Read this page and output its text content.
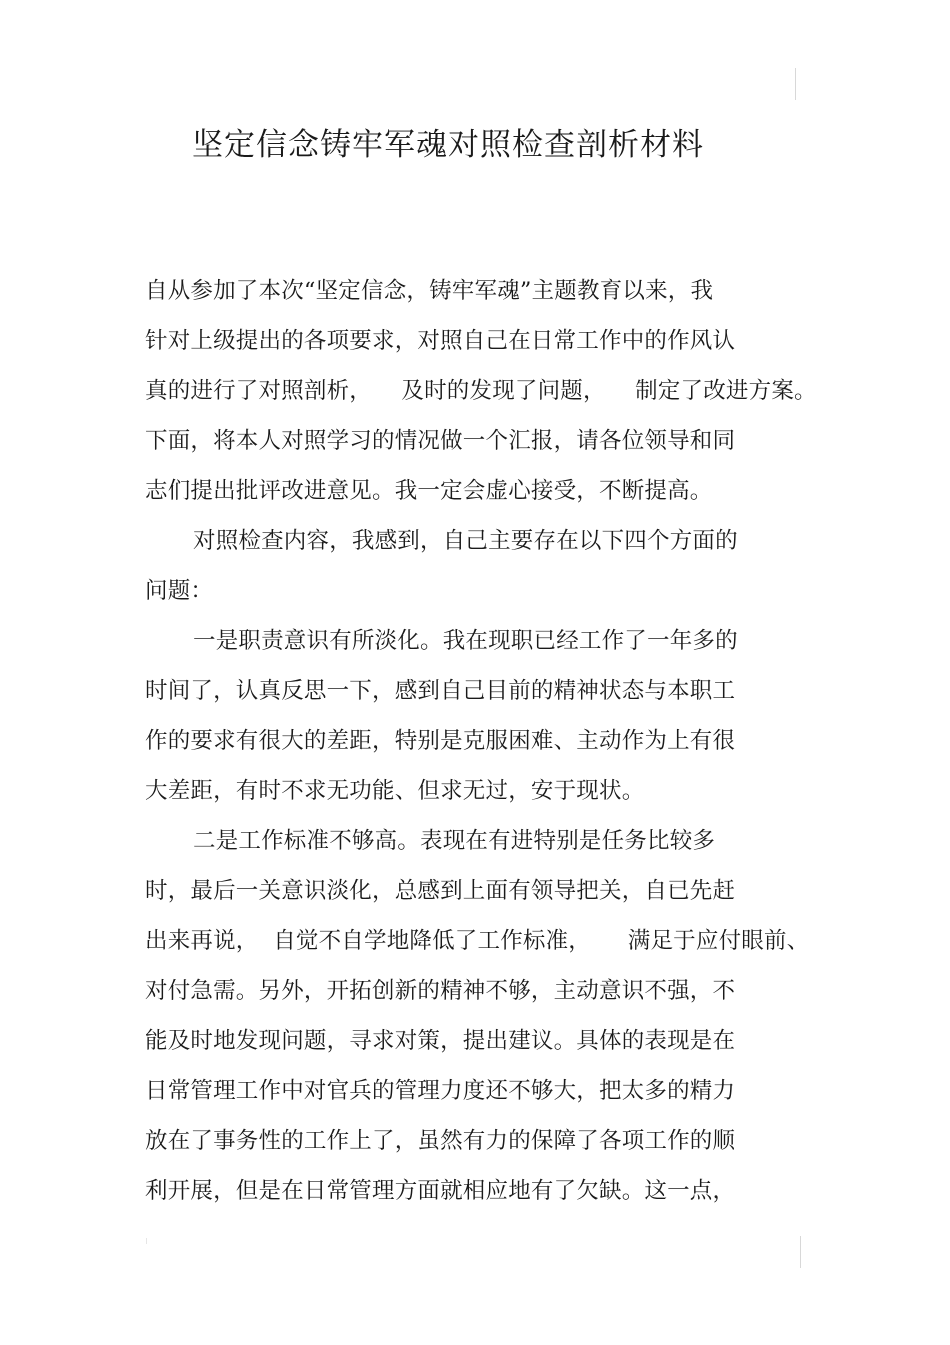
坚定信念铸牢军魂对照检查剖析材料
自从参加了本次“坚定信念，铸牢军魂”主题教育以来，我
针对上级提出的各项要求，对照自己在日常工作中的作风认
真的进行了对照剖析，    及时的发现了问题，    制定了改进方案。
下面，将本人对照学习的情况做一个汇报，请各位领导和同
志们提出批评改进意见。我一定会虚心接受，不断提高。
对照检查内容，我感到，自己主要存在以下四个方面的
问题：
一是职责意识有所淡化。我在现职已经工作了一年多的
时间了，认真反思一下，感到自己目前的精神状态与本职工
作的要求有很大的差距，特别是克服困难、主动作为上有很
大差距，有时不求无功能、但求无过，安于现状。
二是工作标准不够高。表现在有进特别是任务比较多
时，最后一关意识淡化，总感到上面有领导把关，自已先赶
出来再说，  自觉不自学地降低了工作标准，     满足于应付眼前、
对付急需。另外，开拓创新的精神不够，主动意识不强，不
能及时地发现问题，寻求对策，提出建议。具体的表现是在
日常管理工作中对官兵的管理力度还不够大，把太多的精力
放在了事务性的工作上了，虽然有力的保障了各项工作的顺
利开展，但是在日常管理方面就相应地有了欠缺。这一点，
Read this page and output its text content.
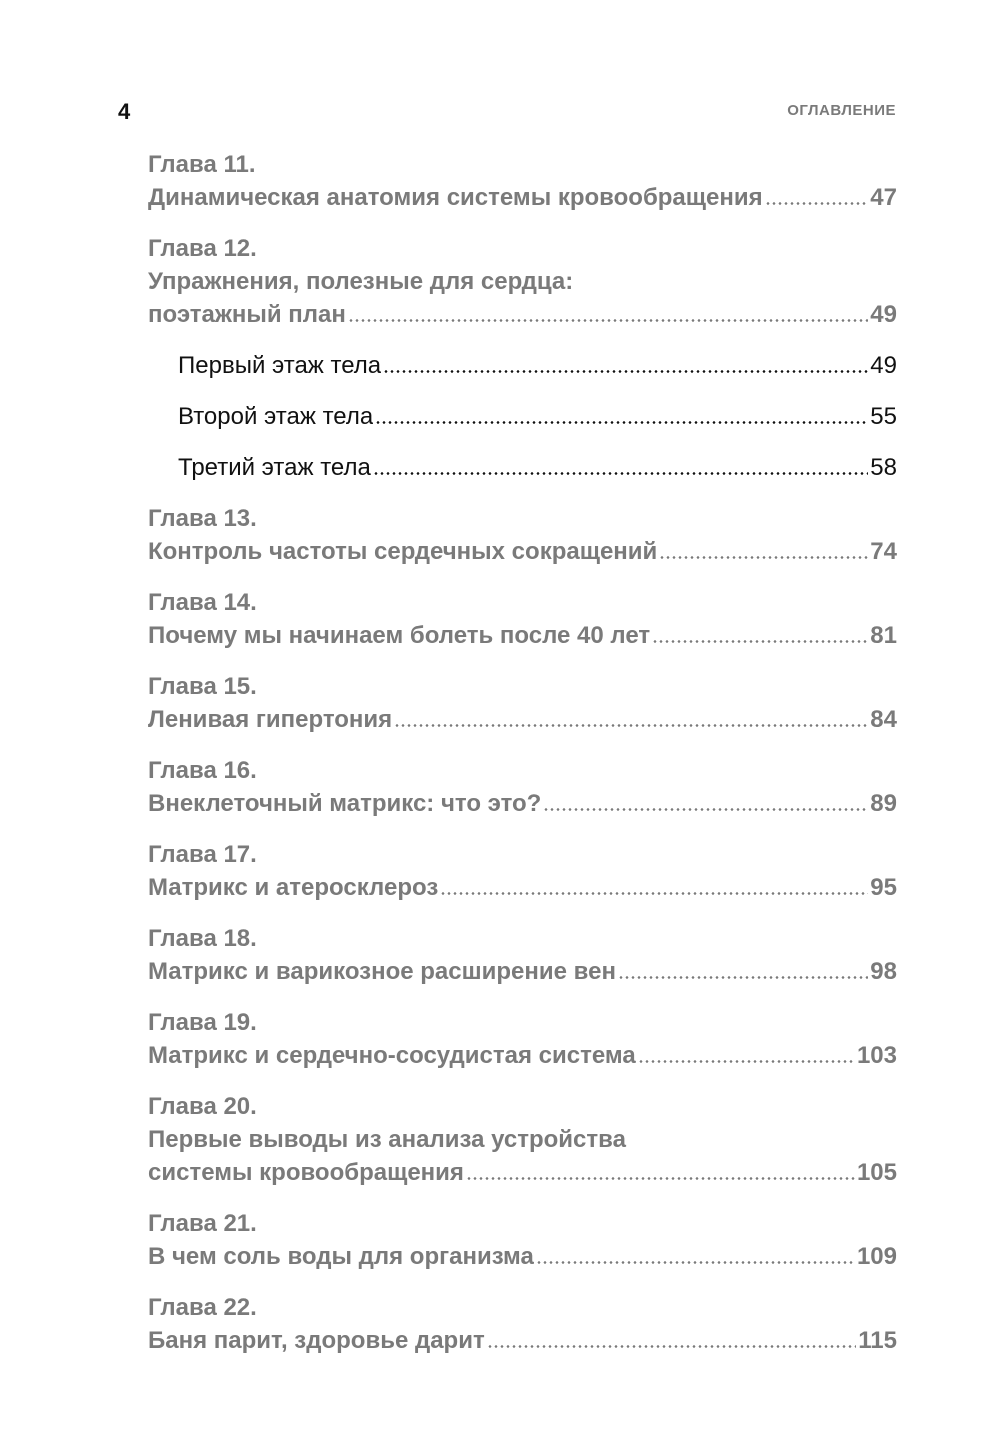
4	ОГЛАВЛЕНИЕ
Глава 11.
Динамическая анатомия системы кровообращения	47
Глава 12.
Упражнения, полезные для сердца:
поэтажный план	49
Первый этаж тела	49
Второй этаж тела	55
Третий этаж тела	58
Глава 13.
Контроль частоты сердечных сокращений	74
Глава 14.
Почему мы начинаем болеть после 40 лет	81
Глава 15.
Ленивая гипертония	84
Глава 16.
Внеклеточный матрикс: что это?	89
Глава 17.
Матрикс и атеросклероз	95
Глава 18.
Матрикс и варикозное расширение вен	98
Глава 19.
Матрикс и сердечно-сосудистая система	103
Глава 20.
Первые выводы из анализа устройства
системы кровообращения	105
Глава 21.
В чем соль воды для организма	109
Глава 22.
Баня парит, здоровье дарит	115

-*-*-

*Short task:*
List every line above that contains the word "системы".

*Solution for this task:*
Динамическая анатомия системы кровообращения	47
системы кровообращения	105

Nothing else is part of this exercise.